*Records to process*:
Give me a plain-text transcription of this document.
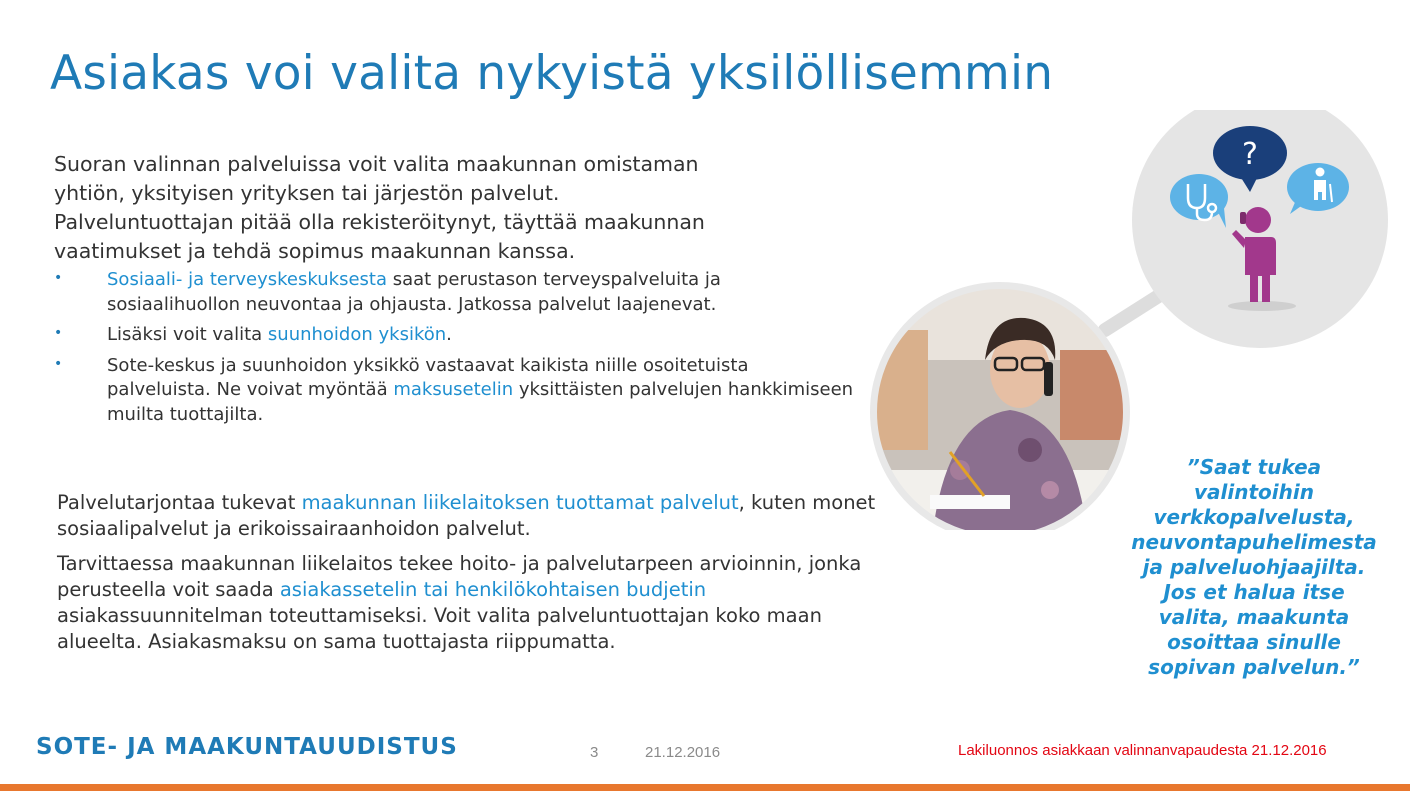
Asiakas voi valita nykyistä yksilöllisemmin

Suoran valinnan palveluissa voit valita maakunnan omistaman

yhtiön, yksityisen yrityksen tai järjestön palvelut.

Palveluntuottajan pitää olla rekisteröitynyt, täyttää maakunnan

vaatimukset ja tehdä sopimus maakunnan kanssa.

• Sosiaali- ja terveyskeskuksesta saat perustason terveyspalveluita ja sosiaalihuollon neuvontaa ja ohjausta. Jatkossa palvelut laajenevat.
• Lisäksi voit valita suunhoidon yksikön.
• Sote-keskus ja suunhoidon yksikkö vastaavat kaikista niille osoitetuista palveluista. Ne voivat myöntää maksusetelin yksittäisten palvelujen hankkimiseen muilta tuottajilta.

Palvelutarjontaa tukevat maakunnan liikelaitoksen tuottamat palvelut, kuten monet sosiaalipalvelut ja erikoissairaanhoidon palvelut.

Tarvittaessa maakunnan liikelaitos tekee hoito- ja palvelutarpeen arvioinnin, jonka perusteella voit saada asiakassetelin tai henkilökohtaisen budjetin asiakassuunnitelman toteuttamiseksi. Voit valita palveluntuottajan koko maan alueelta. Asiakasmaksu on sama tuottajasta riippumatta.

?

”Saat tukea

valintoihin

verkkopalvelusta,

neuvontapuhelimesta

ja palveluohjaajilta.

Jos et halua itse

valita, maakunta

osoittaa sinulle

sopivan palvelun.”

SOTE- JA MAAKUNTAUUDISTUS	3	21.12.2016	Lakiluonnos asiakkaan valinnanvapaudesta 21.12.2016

*Instruction*: Copy every record above exactly, leaving out the pictures.

*Finished answer*:
Give me a plain-text transcription of this document.
Asiakas voi valita nykyistä yksilöllisemmin

Suoran valinnan palveluissa voit valita maakunnan omistaman

yhtiön, yksityisen yrityksen tai järjestön palvelut.

Palveluntuottajan pitää olla rekisteröitynyt, täyttää maakunnan

vaatimukset ja tehdä sopimus maakunnan kanssa.

• Sosiaali- ja terveyskeskuksesta saat perustason terveyspalveluita ja sosiaalihuollon neuvontaa ja ohjausta. Jatkossa palvelut laajenevat.
• Lisäksi voit valita suunhoidon yksikön.
• Sote-keskus ja suunhoidon yksikkö vastaavat kaikista niille osoitetuista palveluista. Ne voivat myöntää maksusetelin yksittäisten palvelujen hankkimiseen muilta tuottajilta.

Palvelutarjontaa tukevat maakunnan liikelaitoksen tuottamat palvelut, kuten monet sosiaalipalvelut ja erikoissairaanhoidon palvelut.

Tarvittaessa maakunnan liikelaitos tekee hoito- ja palvelutarpeen arvioinnin, jonka perusteella voit saada asiakassetelin tai henkilökohtaisen budjetin asiakassuunnitelman toteuttamiseksi. Voit valita palveluntuottajan koko maan alueelta. Asiakasmaksu on sama tuottajasta riippumatta.

?

”Saat tukea

valintoihin

verkkopalvelusta,

neuvontapuhelimesta

ja palveluohjaajilta.

Jos et halua itse

valita, maakunta

osoittaa sinulle

sopivan palvelun.”

SOTE- JA MAAKUNTAUUDISTUS	3	21.12.2016	Lakiluonnos asiakkaan valinnanvapaudesta 21.12.2016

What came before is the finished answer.